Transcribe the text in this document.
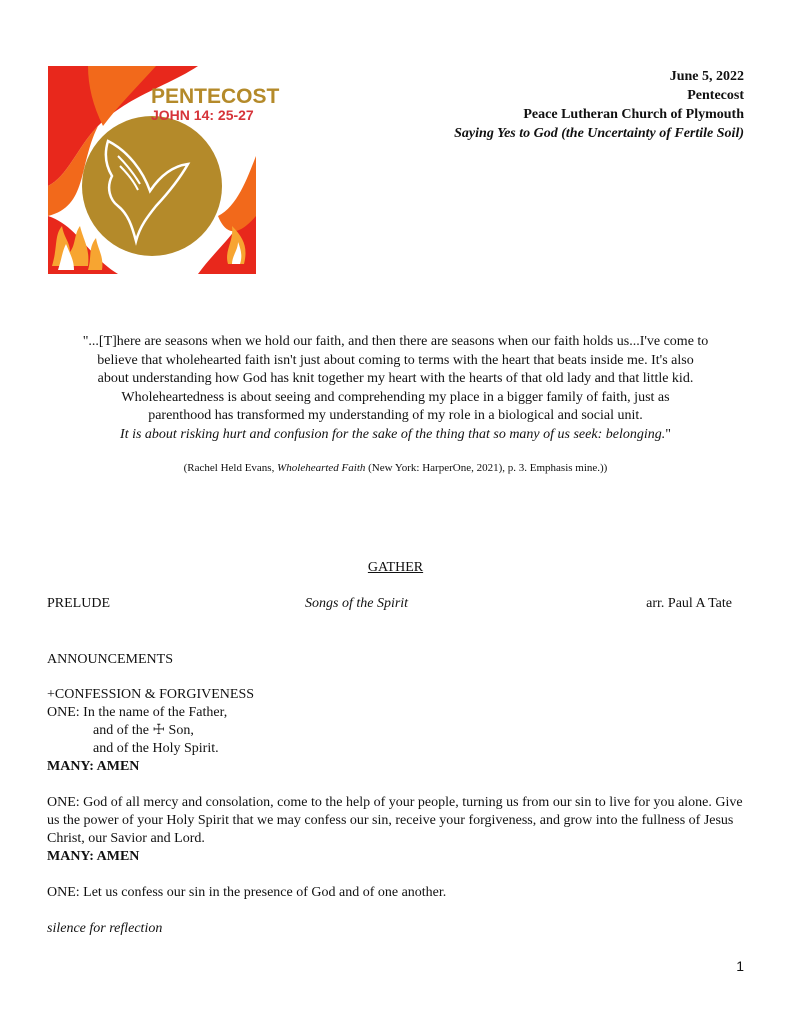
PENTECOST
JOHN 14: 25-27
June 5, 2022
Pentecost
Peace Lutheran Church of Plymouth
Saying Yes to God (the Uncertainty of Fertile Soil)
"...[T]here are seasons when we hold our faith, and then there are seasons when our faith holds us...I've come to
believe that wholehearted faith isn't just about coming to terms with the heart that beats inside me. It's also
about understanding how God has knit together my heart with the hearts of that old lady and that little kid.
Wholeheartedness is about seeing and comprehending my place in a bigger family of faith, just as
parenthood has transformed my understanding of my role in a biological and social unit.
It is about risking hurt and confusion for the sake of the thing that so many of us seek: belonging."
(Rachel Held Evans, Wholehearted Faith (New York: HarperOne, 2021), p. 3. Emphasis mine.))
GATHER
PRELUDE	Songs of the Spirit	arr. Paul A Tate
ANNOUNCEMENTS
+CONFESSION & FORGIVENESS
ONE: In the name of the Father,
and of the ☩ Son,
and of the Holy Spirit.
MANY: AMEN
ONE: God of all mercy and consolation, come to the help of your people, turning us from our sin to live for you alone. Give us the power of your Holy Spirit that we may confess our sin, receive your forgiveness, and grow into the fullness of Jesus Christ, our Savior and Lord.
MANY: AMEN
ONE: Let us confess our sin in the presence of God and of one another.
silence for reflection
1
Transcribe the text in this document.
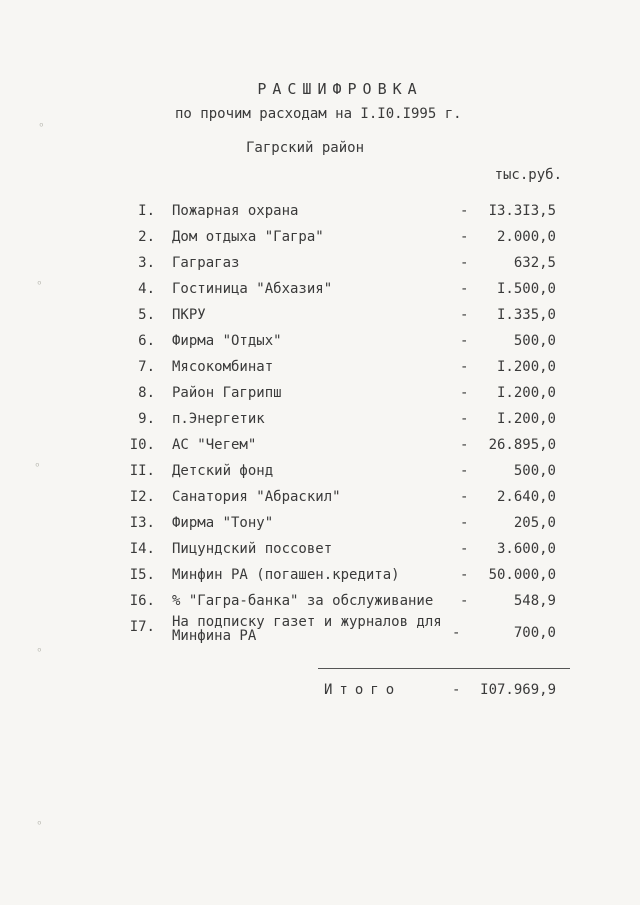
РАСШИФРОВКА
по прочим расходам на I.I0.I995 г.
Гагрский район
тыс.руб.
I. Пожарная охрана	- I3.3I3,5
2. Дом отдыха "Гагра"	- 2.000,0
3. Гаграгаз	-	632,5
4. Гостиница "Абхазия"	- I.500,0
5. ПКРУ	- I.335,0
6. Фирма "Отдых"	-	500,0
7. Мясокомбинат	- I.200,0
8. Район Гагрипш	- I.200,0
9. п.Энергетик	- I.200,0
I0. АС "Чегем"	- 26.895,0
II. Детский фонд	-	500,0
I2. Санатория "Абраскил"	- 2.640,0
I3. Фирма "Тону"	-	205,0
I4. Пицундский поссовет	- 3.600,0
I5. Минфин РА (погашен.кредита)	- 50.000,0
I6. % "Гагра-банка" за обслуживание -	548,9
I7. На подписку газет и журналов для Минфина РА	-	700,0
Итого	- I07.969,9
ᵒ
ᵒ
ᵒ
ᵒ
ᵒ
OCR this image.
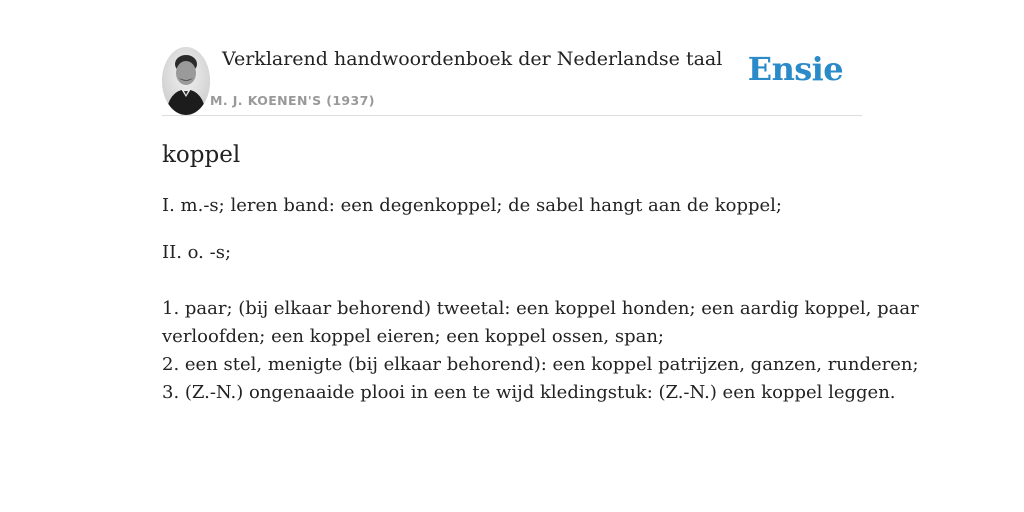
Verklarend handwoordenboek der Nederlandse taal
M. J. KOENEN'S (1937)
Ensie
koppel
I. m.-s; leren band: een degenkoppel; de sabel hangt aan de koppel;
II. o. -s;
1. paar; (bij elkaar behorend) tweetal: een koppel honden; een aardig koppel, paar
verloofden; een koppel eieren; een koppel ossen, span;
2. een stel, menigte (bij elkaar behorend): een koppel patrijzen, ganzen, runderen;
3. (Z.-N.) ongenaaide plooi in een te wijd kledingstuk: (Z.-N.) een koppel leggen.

________

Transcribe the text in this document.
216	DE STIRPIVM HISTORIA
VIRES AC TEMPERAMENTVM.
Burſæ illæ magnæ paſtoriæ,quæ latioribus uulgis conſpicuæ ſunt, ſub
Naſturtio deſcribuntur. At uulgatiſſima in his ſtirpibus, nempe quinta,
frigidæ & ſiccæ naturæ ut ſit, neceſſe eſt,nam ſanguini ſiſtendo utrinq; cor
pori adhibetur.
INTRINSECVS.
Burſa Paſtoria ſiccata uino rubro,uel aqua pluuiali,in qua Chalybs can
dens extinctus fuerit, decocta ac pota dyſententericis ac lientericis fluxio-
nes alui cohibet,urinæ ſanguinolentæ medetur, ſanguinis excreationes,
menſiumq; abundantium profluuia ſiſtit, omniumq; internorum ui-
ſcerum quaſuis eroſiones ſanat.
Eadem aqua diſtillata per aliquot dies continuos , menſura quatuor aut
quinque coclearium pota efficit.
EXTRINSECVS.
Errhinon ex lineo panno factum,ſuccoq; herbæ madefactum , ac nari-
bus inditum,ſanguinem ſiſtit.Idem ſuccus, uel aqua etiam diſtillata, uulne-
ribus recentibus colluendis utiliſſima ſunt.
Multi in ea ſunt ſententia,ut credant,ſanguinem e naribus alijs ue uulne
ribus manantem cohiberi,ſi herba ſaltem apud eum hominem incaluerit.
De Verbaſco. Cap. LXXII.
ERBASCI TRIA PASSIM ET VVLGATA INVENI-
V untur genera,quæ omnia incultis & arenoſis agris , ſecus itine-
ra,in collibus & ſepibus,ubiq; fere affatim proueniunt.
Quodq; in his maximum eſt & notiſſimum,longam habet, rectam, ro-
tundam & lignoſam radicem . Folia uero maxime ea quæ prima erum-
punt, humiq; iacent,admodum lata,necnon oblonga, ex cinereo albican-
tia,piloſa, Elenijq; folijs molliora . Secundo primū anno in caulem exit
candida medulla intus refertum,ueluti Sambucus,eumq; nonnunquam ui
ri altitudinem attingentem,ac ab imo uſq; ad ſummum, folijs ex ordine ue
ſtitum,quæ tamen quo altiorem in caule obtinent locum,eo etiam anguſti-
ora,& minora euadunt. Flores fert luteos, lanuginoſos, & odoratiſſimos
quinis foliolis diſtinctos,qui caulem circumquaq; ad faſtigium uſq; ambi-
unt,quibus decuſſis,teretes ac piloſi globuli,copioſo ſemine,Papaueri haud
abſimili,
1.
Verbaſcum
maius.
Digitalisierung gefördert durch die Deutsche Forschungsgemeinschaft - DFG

________

■ SET PROBLEM
Of all the lines in the listing above, how many contain the word "behorend"? Answer with the number alone.

■ SOLUTION TO THIS EXERCISE
2